* [REQUIREMENTS]:
Search the material below for the word "villapriserna". Copy every line that has it.

[Dataset entries on figures]
· · ·

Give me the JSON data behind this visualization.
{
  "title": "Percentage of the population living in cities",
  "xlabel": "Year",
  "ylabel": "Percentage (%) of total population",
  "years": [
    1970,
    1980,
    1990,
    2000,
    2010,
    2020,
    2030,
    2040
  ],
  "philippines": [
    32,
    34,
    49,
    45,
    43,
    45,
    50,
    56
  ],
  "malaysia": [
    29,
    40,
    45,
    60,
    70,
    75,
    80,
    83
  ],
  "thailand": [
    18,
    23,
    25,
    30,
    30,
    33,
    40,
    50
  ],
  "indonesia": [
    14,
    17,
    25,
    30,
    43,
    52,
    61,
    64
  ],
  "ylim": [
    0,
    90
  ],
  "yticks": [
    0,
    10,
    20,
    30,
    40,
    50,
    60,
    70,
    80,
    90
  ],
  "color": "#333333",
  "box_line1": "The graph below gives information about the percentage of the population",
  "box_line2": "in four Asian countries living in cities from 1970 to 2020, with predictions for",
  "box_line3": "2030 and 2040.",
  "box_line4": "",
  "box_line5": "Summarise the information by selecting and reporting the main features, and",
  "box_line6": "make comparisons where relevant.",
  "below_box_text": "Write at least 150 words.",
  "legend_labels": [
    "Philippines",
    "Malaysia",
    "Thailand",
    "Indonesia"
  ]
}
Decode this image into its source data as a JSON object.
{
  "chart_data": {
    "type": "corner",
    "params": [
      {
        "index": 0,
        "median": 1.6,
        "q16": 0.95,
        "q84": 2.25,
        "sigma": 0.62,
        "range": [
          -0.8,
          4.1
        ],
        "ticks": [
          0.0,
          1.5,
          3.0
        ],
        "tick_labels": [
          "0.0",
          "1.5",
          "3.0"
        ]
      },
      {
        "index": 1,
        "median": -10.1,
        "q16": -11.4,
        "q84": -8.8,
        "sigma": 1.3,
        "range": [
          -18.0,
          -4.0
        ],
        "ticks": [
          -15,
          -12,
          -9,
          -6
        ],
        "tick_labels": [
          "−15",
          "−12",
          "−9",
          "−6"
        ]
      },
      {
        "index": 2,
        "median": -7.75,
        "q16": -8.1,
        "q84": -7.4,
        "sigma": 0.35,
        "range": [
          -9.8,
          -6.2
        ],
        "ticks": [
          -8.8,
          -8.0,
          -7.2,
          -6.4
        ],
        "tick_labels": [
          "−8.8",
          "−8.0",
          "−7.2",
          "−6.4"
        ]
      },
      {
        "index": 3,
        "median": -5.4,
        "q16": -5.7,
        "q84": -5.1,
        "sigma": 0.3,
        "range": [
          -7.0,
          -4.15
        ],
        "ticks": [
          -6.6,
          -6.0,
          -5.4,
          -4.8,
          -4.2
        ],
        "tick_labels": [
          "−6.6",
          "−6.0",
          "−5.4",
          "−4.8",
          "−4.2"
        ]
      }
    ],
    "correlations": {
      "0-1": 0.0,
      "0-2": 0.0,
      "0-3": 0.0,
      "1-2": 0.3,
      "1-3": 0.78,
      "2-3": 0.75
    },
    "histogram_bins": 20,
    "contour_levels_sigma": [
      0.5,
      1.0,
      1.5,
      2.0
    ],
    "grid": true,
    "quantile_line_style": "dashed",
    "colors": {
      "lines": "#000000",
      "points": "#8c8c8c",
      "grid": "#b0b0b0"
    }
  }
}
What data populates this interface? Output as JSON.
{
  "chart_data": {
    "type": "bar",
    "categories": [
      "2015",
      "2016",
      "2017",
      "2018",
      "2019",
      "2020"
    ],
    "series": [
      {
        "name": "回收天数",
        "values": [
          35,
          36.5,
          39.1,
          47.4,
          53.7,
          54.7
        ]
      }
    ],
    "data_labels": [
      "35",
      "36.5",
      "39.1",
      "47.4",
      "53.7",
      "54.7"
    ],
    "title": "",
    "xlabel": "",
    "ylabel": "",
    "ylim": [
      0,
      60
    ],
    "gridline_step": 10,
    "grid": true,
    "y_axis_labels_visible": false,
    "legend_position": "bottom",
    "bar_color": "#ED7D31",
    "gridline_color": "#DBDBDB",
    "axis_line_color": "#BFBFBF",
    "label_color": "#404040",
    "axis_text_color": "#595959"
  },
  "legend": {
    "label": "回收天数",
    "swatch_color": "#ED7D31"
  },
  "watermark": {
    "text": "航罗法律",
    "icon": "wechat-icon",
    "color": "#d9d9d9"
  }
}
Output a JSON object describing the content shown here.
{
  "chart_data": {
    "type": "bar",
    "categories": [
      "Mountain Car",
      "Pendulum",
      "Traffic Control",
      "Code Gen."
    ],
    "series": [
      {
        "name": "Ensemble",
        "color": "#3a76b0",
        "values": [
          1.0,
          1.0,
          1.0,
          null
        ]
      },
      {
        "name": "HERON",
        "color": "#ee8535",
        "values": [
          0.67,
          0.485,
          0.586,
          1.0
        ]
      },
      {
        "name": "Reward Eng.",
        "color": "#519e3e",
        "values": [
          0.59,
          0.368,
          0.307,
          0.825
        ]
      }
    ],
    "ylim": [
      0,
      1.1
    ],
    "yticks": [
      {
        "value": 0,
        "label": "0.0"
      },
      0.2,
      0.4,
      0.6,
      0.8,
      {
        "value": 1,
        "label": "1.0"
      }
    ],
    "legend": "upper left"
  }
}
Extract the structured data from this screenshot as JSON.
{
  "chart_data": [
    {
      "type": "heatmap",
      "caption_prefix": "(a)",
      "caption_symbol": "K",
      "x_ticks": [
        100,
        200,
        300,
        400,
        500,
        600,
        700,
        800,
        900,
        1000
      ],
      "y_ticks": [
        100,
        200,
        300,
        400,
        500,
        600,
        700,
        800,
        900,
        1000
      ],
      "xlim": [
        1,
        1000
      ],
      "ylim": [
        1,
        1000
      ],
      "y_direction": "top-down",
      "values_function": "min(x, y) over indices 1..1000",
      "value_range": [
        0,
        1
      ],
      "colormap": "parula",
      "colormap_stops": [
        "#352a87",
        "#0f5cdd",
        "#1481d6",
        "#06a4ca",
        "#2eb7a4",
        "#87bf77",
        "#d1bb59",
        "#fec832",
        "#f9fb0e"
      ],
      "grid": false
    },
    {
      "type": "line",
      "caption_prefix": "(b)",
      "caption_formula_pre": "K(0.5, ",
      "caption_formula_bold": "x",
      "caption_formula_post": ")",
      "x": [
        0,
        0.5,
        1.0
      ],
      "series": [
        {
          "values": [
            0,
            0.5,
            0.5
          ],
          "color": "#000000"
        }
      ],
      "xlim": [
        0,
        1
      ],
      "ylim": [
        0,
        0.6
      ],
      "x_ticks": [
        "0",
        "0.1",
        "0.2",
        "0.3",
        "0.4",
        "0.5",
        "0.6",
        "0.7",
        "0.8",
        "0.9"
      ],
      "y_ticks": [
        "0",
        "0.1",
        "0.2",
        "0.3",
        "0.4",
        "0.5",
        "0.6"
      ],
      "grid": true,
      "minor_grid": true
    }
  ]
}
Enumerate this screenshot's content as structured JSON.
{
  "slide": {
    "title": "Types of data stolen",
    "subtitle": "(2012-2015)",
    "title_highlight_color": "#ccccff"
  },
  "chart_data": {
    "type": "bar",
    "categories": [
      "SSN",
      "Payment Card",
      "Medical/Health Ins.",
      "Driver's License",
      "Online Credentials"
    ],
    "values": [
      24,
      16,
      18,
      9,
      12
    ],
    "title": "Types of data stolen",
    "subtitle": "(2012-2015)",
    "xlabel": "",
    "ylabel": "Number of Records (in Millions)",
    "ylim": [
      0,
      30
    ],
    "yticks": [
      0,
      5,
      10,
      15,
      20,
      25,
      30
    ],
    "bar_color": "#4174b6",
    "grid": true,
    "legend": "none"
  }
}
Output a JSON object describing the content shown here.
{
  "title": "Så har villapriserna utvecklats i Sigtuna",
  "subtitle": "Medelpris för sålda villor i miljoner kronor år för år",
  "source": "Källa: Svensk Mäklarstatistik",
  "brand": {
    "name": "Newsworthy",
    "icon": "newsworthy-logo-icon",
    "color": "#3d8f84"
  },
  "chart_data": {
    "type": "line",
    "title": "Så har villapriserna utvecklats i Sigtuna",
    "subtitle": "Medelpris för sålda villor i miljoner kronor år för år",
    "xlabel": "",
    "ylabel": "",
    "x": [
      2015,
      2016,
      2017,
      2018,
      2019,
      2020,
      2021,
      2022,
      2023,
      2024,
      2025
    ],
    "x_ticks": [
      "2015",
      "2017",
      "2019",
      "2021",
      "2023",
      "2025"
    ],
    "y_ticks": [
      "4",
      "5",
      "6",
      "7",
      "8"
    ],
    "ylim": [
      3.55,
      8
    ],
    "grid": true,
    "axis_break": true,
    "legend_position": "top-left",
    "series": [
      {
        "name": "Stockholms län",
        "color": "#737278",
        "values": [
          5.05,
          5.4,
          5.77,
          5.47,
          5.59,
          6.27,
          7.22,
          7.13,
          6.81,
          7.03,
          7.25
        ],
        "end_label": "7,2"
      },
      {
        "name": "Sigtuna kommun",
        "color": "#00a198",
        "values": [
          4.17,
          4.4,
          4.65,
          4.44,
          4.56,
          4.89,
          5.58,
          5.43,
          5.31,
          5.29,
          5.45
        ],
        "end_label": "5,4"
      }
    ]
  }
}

· · ·

* [RESPONSE TO THIS TASK]:
  "title": "Så har villapriserna utvecklats i Sigtuna",
    "title": "Så har villapriserna utvecklats i Sigtuna",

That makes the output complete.